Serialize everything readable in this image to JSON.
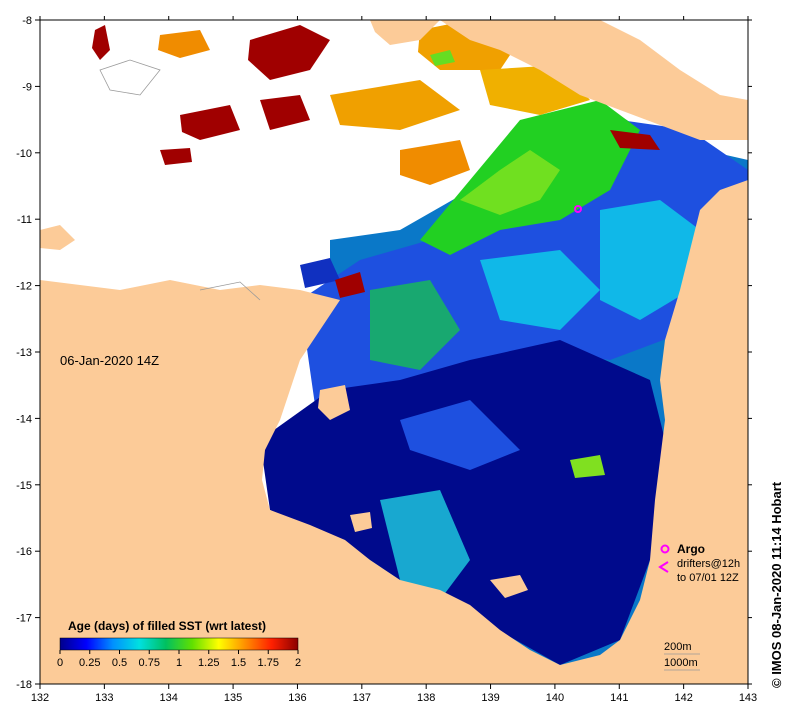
{
  "map": {
    "date_label": "06-Jan-2020 14Z",
    "credit": "© IMOS 08-Jan-2020 11:14 Hobart",
    "lon_ticks": [
      "132",
      "133",
      "134",
      "135",
      "136",
      "137",
      "138",
      "139",
      "140",
      "141",
      "142",
      "143"
    ],
    "lat_ticks": [
      "-8",
      "-9",
      "-10",
      "-11",
      "-12",
      "-13",
      "-14",
      "-15",
      "-16",
      "-17",
      "-18"
    ],
    "colors": {
      "land": "#fccb98",
      "ocean_nodata": "#ffffff",
      "argo": "#ff00ff",
      "drifter": "#ff00ff"
    }
  },
  "colorbar": {
    "title": "Age (days) of filled SST (wrt latest)",
    "tick_labels": [
      "0",
      "0.25",
      "0.5",
      "0.75",
      "1",
      "1.25",
      "1.5",
      "1.75",
      "2"
    ],
    "stops": [
      "#00008b",
      "#0000ff",
      "#0090ff",
      "#00e0e0",
      "#00c060",
      "#60e000",
      "#ffff00",
      "#ff9000",
      "#ff2000",
      "#8b0000"
    ]
  },
  "legend": {
    "argo_label": "Argo",
    "drifter_label_1": "drifters@12h",
    "drifter_label_2": "to 07/01 12Z",
    "contour_200": "200m",
    "contour_1000": "1000m"
  }
}
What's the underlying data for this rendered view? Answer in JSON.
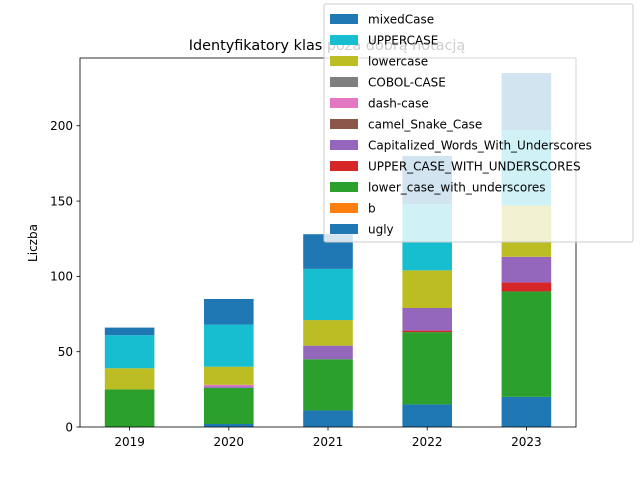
{
  "chart_data": {
    "type": "bar",
    "stacked": true,
    "title": "Identyfikatory klas poza dobrą notacją",
    "xlabel": "",
    "ylabel": "Liczba",
    "categories": [
      "2019",
      "2020",
      "2021",
      "2022",
      "2023"
    ],
    "ylim": [
      0,
      245
    ],
    "yticks": [
      0,
      50,
      100,
      150,
      200
    ],
    "legend_position": "top-right",
    "series": [
      {
        "name": "ugly",
        "color": "#1f77b4",
        "values": [
          0,
          2,
          11,
          15,
          20
        ]
      },
      {
        "name": "b",
        "color": "#ff7f0e",
        "values": [
          0,
          0,
          0,
          0,
          0
        ]
      },
      {
        "name": "lower_case_with_underscores",
        "color": "#2ca02c",
        "values": [
          25,
          24,
          34,
          48,
          70
        ]
      },
      {
        "name": "UPPER_CASE_WITH_UNDERSCORES",
        "color": "#d62728",
        "values": [
          0,
          0,
          0,
          1,
          6
        ]
      },
      {
        "name": "Capitalized_Words_With_Underscores",
        "color": "#9467bd",
        "values": [
          0,
          1,
          9,
          15,
          17
        ]
      },
      {
        "name": "camel_Snake_Case",
        "color": "#8c564b",
        "values": [
          0,
          0,
          0,
          0,
          0
        ]
      },
      {
        "name": "dash-case",
        "color": "#e377c2",
        "values": [
          0,
          1,
          0,
          0,
          0
        ]
      },
      {
        "name": "COBOL-CASE",
        "color": "#7f7f7f",
        "values": [
          0,
          0,
          0,
          0,
          0
        ]
      },
      {
        "name": "lowercase",
        "color": "#bcbd22",
        "values": [
          14,
          12,
          17,
          25,
          34
        ]
      },
      {
        "name": "UPPERCASE",
        "color": "#17becf",
        "values": [
          22,
          28,
          34,
          44,
          50
        ]
      },
      {
        "name": "mixedCase",
        "color": "#1f77b4",
        "values": [
          5,
          17,
          23,
          32,
          38
        ]
      }
    ]
  }
}
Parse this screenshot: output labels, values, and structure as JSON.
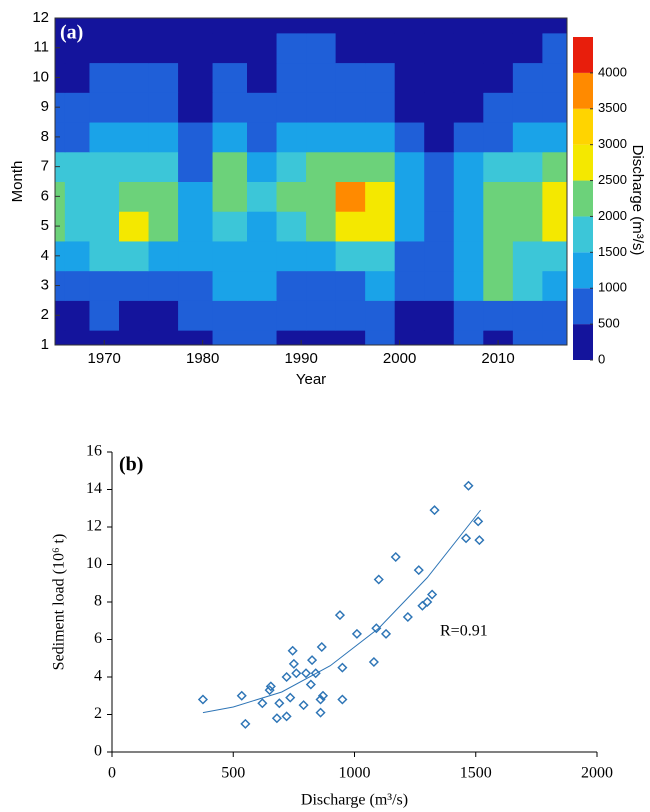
{
  "chart_data": [
    {
      "type": "contour",
      "panel_label": "(a)",
      "xlabel": "Year",
      "ylabel": "Month",
      "colorbar_label": "Discharge (m³/s)",
      "x": [
        1965,
        1967,
        1970,
        1973,
        1976,
        1979,
        1983,
        1986,
        1989,
        1992,
        1995,
        1998,
        2001,
        2004,
        2007,
        2010,
        2013,
        2016
      ],
      "y": [
        1,
        2,
        3,
        4,
        5,
        6,
        7,
        8,
        9,
        10,
        11,
        12
      ],
      "z": [
        [
          300,
          200,
          400,
          300,
          200,
          300,
          500,
          600,
          400,
          300,
          300,
          600,
          300,
          200,
          500,
          400,
          500,
          600
        ],
        [
          400,
          300,
          500,
          400,
          300,
          500,
          700,
          700,
          600,
          500,
          500,
          800,
          400,
          300,
          700,
          800,
          700,
          700
        ],
        [
          800,
          700,
          800,
          900,
          700,
          700,
          1000,
          1000,
          900,
          900,
          900,
          1300,
          700,
          500,
          1000,
          2200,
          1500,
          1200
        ],
        [
          1400,
          1200,
          1500,
          1800,
          1300,
          1000,
          1200,
          1100,
          1200,
          1300,
          1600,
          1800,
          900,
          600,
          1100,
          2300,
          1600,
          1600
        ],
        [
          2100,
          1800,
          1600,
          2600,
          2300,
          1100,
          1800,
          1400,
          1800,
          2100,
          2800,
          2500,
          1300,
          700,
          1400,
          2400,
          2100,
          2600
        ],
        [
          2200,
          1900,
          1800,
          2400,
          2300,
          1000,
          2200,
          1500,
          2000,
          2300,
          3900,
          2600,
          1400,
          800,
          1200,
          2100,
          2300,
          2600
        ],
        [
          1700,
          1500,
          1600,
          1800,
          1700,
          800,
          2100,
          1400,
          1900,
          2000,
          2200,
          2000,
          1000,
          700,
          1000,
          1600,
          1800,
          2100
        ],
        [
          900,
          800,
          1000,
          1100,
          1000,
          500,
          1100,
          900,
          1100,
          1200,
          1200,
          1000,
          600,
          400,
          600,
          900,
          1000,
          1300
        ],
        [
          600,
          500,
          600,
          700,
          700,
          300,
          600,
          500,
          700,
          700,
          700,
          600,
          400,
          300,
          400,
          600,
          600,
          800
        ],
        [
          400,
          400,
          500,
          500,
          500,
          300,
          500,
          400,
          600,
          600,
          600,
          500,
          300,
          200,
          300,
          400,
          500,
          600
        ],
        [
          300,
          300,
          400,
          400,
          400,
          200,
          400,
          300,
          500,
          500,
          400,
          400,
          200,
          200,
          300,
          400,
          400,
          500
        ],
        [
          200,
          300,
          300,
          300,
          300,
          200,
          300,
          300,
          400,
          400,
          300,
          300,
          200,
          200,
          300,
          300,
          400,
          400
        ]
      ],
      "xlim": [
        1965,
        2017
      ],
      "xticks": [
        1970,
        1980,
        1990,
        2000,
        2010
      ],
      "ylim": [
        1,
        12
      ],
      "yticks": [
        1,
        2,
        3,
        4,
        5,
        6,
        7,
        8,
        9,
        10,
        11,
        12
      ],
      "levels": [
        0,
        500,
        1000,
        1500,
        2000,
        2500,
        3000,
        3500,
        4000,
        4500
      ],
      "colors": [
        "#14149c",
        "#1f5fd8",
        "#1aa3e8",
        "#3cc6d8",
        "#6cd27a",
        "#f4e800",
        "#ffd400",
        "#ff8a00",
        "#e81e0c"
      ],
      "cticks": [
        0,
        500,
        1000,
        1500,
        2000,
        2500,
        3000,
        3500,
        4000
      ]
    },
    {
      "type": "scatter",
      "panel_label": "(b)",
      "xlabel": "Discharge (m³/s)",
      "ylabel": "Sediment load (10⁶ t)",
      "annotation": "R=0.91",
      "color": "#2e75b6",
      "x": [
        375,
        535,
        550,
        620,
        650,
        655,
        680,
        690,
        720,
        720,
        735,
        745,
        750,
        760,
        790,
        800,
        820,
        825,
        840,
        860,
        860,
        865,
        870,
        940,
        950,
        950,
        1010,
        1080,
        1090,
        1100,
        1130,
        1170,
        1220,
        1265,
        1280,
        1300,
        1320,
        1330,
        1460,
        1470,
        1510,
        1515
      ],
      "values": [
        2.8,
        3.0,
        1.5,
        2.6,
        3.3,
        3.5,
        1.8,
        2.6,
        4.0,
        1.9,
        2.9,
        5.4,
        4.7,
        4.2,
        2.5,
        4.2,
        3.6,
        4.9,
        4.2,
        2.1,
        2.8,
        5.6,
        3.0,
        7.3,
        2.8,
        4.5,
        6.3,
        4.8,
        6.6,
        9.2,
        6.3,
        10.4,
        7.2,
        9.7,
        7.8,
        8.0,
        8.4,
        12.9,
        11.4,
        14.2,
        12.3,
        11.3
      ],
      "trend": {
        "x": [
          375,
          500,
          700,
          900,
          1100,
          1300,
          1520
        ],
        "values": [
          2.1,
          2.4,
          3.2,
          4.6,
          6.6,
          9.3,
          12.9
        ]
      },
      "xlim": [
        0,
        2000
      ],
      "xticks": [
        0,
        500,
        1000,
        1500,
        2000
      ],
      "ylim": [
        0,
        16
      ],
      "yticks": [
        0,
        2,
        4,
        6,
        8,
        10,
        12,
        14,
        16
      ]
    }
  ]
}
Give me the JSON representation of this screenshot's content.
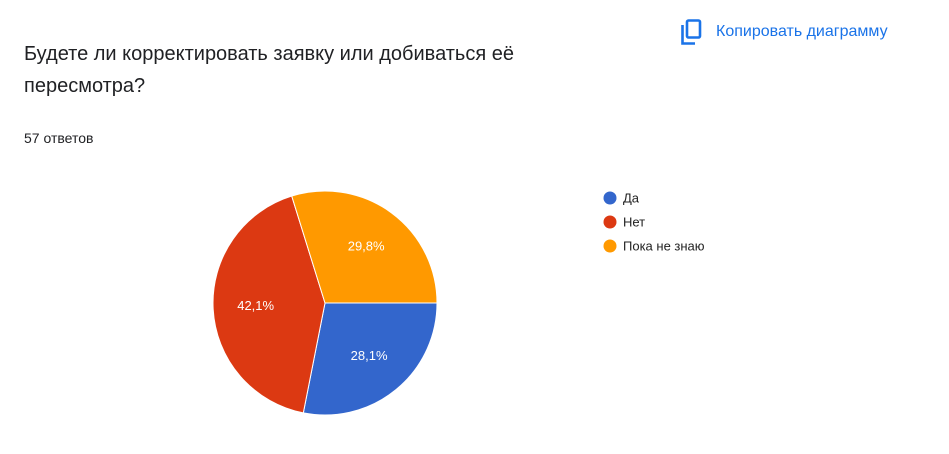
{
  "copy_button": "Копировать диаграмму",
  "chart_data": {
    "type": "pie",
    "title": "Будете ли корректировать заявку или добиваться её пересмотра?",
    "subtitle": "57 ответов",
    "categories": [
      "Да",
      "Нет",
      "Пока не знаю"
    ],
    "values": [
      28.1,
      42.1,
      29.8
    ],
    "value_labels": [
      "28,1%",
      "42,1%",
      "29,8%"
    ],
    "colors": [
      "#3366cc",
      "#dc3912",
      "#ff9900"
    ],
    "legend": "right"
  }
}
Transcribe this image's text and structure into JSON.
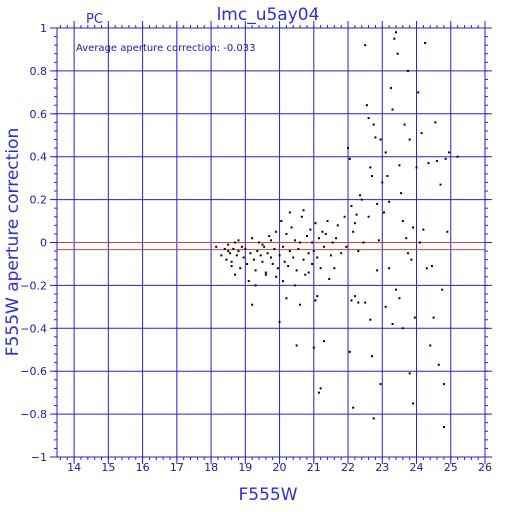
{
  "chart_data": {
    "type": "scatter",
    "title": "lmc_u5ay04",
    "corner_label": "PC",
    "annotation": "Average aperture correction: -0.033",
    "xlabel": "F555W",
    "ylabel": "F555W aperture correction",
    "xlim": [
      13.5,
      26
    ],
    "ylim": [
      -1,
      1
    ],
    "x_major_ticks": [
      14,
      15,
      16,
      17,
      18,
      19,
      20,
      21,
      22,
      23,
      24,
      25,
      26
    ],
    "y_major_ticks": [
      -1,
      -0.8,
      -0.6,
      -0.4,
      -0.2,
      0,
      0.2,
      0.4,
      0.6,
      0.8,
      1
    ],
    "x_tick_labels": [
      "14",
      "15",
      "16",
      "17",
      "18",
      "19",
      "20",
      "21",
      "22",
      "23",
      "24",
      "25",
      "26"
    ],
    "y_tick_labels": [
      "−1",
      "−0.8",
      "−0.6",
      "−0.4",
      "−0.2",
      "0",
      "0.2",
      "0.4",
      "0.6",
      "0.8",
      "1"
    ],
    "grid": true,
    "reference_lines": [
      {
        "y": 0,
        "color": "#d04040"
      },
      {
        "y": -0.033,
        "color": "#d04040"
      }
    ],
    "colors": {
      "axes": "#2323c8",
      "grid": "#2323c8",
      "points": "#000000",
      "title": "#2d2dd8"
    },
    "points": [
      [
        18.15,
        -0.02
      ],
      [
        18.3,
        -0.06
      ],
      [
        18.4,
        -0.03
      ],
      [
        18.45,
        -0.08
      ],
      [
        18.5,
        -0.01
      ],
      [
        18.55,
        -0.05
      ],
      [
        18.6,
        -0.09
      ],
      [
        18.65,
        -0.03
      ],
      [
        18.7,
        0.0
      ],
      [
        18.75,
        -0.06
      ],
      [
        18.8,
        -0.04
      ],
      [
        18.85,
        -0.12
      ],
      [
        18.9,
        -0.02
      ],
      [
        18.95,
        -0.07
      ],
      [
        18.6,
        -0.11
      ],
      [
        18.7,
        -0.15
      ],
      [
        18.8,
        0.01
      ],
      [
        18.5,
        -0.04
      ],
      [
        19.0,
        -0.03
      ],
      [
        19.05,
        -0.1
      ],
      [
        19.1,
        -0.18
      ],
      [
        19.15,
        -0.05
      ],
      [
        19.2,
        0.02
      ],
      [
        19.25,
        -0.08
      ],
      [
        19.3,
        -0.13
      ],
      [
        19.35,
        -0.04
      ],
      [
        19.4,
        0.0
      ],
      [
        19.45,
        -0.06
      ],
      [
        19.5,
        -0.09
      ],
      [
        19.55,
        -0.02
      ],
      [
        19.6,
        -0.14
      ],
      [
        19.65,
        -0.05
      ],
      [
        19.7,
        0.03
      ],
      [
        19.75,
        -0.07
      ],
      [
        19.8,
        -0.1
      ],
      [
        19.85,
        -0.03
      ],
      [
        19.9,
        0.05
      ],
      [
        19.95,
        -0.12
      ],
      [
        19.2,
        -0.29
      ],
      [
        19.3,
        -0.2
      ],
      [
        19.6,
        -0.15
      ],
      [
        19.5,
        -0.01
      ],
      [
        19.75,
        0.01
      ],
      [
        19.9,
        -0.16
      ],
      [
        20.0,
        -0.06
      ],
      [
        20.05,
        0.1
      ],
      [
        20.1,
        -0.02
      ],
      [
        20.15,
        -0.09
      ],
      [
        20.2,
        0.04
      ],
      [
        20.25,
        -0.11
      ],
      [
        20.3,
        -0.04
      ],
      [
        20.35,
        0.07
      ],
      [
        20.4,
        -0.07
      ],
      [
        20.45,
        0.01
      ],
      [
        20.5,
        -0.13
      ],
      [
        20.55,
        -0.03
      ],
      [
        20.6,
        0.0
      ],
      [
        20.65,
        0.12
      ],
      [
        20.7,
        -0.08
      ],
      [
        20.75,
        -0.15
      ],
      [
        20.8,
        0.03
      ],
      [
        20.85,
        -0.05
      ],
      [
        20.9,
        0.06
      ],
      [
        20.95,
        -0.1
      ],
      [
        20.1,
        -0.18
      ],
      [
        20.2,
        -0.26
      ],
      [
        20.0,
        -0.37
      ],
      [
        20.45,
        -0.2
      ],
      [
        20.6,
        -0.29
      ],
      [
        20.5,
        -0.48
      ],
      [
        20.3,
        0.14
      ],
      [
        20.7,
        0.15
      ],
      [
        20.85,
        -0.14
      ],
      [
        20.95,
        0.0
      ],
      [
        21.0,
        -0.04
      ],
      [
        21.05,
        0.09
      ],
      [
        21.1,
        -0.07
      ],
      [
        21.15,
        0.02
      ],
      [
        21.2,
        -0.12
      ],
      [
        21.25,
        0.05
      ],
      [
        21.3,
        -0.02
      ],
      [
        21.4,
        0.1
      ],
      [
        21.5,
        -0.06
      ],
      [
        21.55,
        0.0
      ],
      [
        21.1,
        -0.25
      ],
      [
        21.05,
        -0.27
      ],
      [
        21.2,
        -0.68
      ],
      [
        21.15,
        -0.7
      ],
      [
        21.0,
        -0.49
      ],
      [
        21.3,
        -0.46
      ],
      [
        21.45,
        -0.17
      ],
      [
        21.35,
        0.04
      ],
      [
        21.6,
        -0.12
      ],
      [
        21.65,
        0.02
      ],
      [
        21.7,
        0.08
      ],
      [
        21.8,
        -0.05
      ],
      [
        21.9,
        0.12
      ],
      [
        21.95,
        -0.02
      ],
      [
        22.0,
        0.44
      ],
      [
        22.05,
        0.39
      ],
      [
        22.1,
        -0.27
      ],
      [
        22.15,
        0.05
      ],
      [
        22.2,
        -0.25
      ],
      [
        22.25,
        0.13
      ],
      [
        22.3,
        -0.04
      ],
      [
        22.05,
        -0.51
      ],
      [
        22.15,
        -0.77
      ],
      [
        22.1,
        0.17
      ],
      [
        22.2,
        0.09
      ],
      [
        22.3,
        -0.28
      ],
      [
        22.35,
        0.22
      ],
      [
        22.4,
        0.2
      ],
      [
        22.45,
        0.0
      ],
      [
        22.5,
        0.92
      ],
      [
        22.55,
        0.64
      ],
      [
        22.6,
        0.58
      ],
      [
        22.65,
        0.35
      ],
      [
        22.7,
        0.31
      ],
      [
        22.75,
        0.55
      ],
      [
        22.8,
        0.49
      ],
      [
        22.85,
        0.18
      ],
      [
        22.9,
        0.01
      ],
      [
        22.95,
        0.48
      ],
      [
        22.5,
        -0.28
      ],
      [
        22.65,
        -0.36
      ],
      [
        22.7,
        -0.53
      ],
      [
        22.75,
        -0.82
      ],
      [
        22.95,
        -0.66
      ],
      [
        22.85,
        -0.13
      ],
      [
        22.6,
        0.12
      ],
      [
        23.0,
        0.28
      ],
      [
        23.05,
        0.14
      ],
      [
        23.1,
        0.42
      ],
      [
        23.15,
        0.31
      ],
      [
        23.2,
        0.19
      ],
      [
        23.25,
        0.72
      ],
      [
        23.3,
        0.62
      ],
      [
        23.35,
        0.95
      ],
      [
        23.4,
        0.98
      ],
      [
        23.45,
        0.88
      ],
      [
        23.5,
        0.36
      ],
      [
        23.55,
        0.23
      ],
      [
        23.6,
        0.1
      ],
      [
        23.65,
        0.55
      ],
      [
        23.7,
        0.02
      ],
      [
        23.75,
        0.8
      ],
      [
        23.8,
        0.48
      ],
      [
        23.85,
        -0.08
      ],
      [
        23.9,
        0.07
      ],
      [
        23.95,
        -0.35
      ],
      [
        23.1,
        -0.3
      ],
      [
        23.3,
        -0.38
      ],
      [
        23.4,
        -0.22
      ],
      [
        23.6,
        -0.4
      ],
      [
        23.8,
        -0.61
      ],
      [
        23.9,
        -0.75
      ],
      [
        23.5,
        -0.26
      ],
      [
        23.75,
        -0.05
      ],
      [
        23.2,
        -0.12
      ],
      [
        24.0,
        0.35
      ],
      [
        24.05,
        0.7
      ],
      [
        24.1,
        0.0
      ],
      [
        24.15,
        0.51
      ],
      [
        24.2,
        0.06
      ],
      [
        24.25,
        0.93
      ],
      [
        24.3,
        -0.12
      ],
      [
        24.35,
        0.37
      ],
      [
        24.4,
        -0.48
      ],
      [
        24.45,
        -0.11
      ],
      [
        24.55,
        0.56
      ],
      [
        24.6,
        0.38
      ],
      [
        24.7,
        0.27
      ],
      [
        24.75,
        -0.22
      ],
      [
        24.8,
        -0.66
      ],
      [
        24.65,
        -0.57
      ],
      [
        24.5,
        -0.35
      ],
      [
        24.85,
        0.39
      ],
      [
        24.9,
        0.05
      ],
      [
        24.95,
        0.42
      ],
      [
        24.8,
        -0.86
      ],
      [
        25.2,
        0.4
      ]
    ]
  }
}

==*==

■ **Instruction**: Go through the records above and copy every line with the word "ylabel".

■ **Task response**:
    "ylabel": "Liczba",
      "ylabel": "Month",
      "ylabel": "Sediment load (10⁶ t)",
    "ylabel": "F555W aperture correction",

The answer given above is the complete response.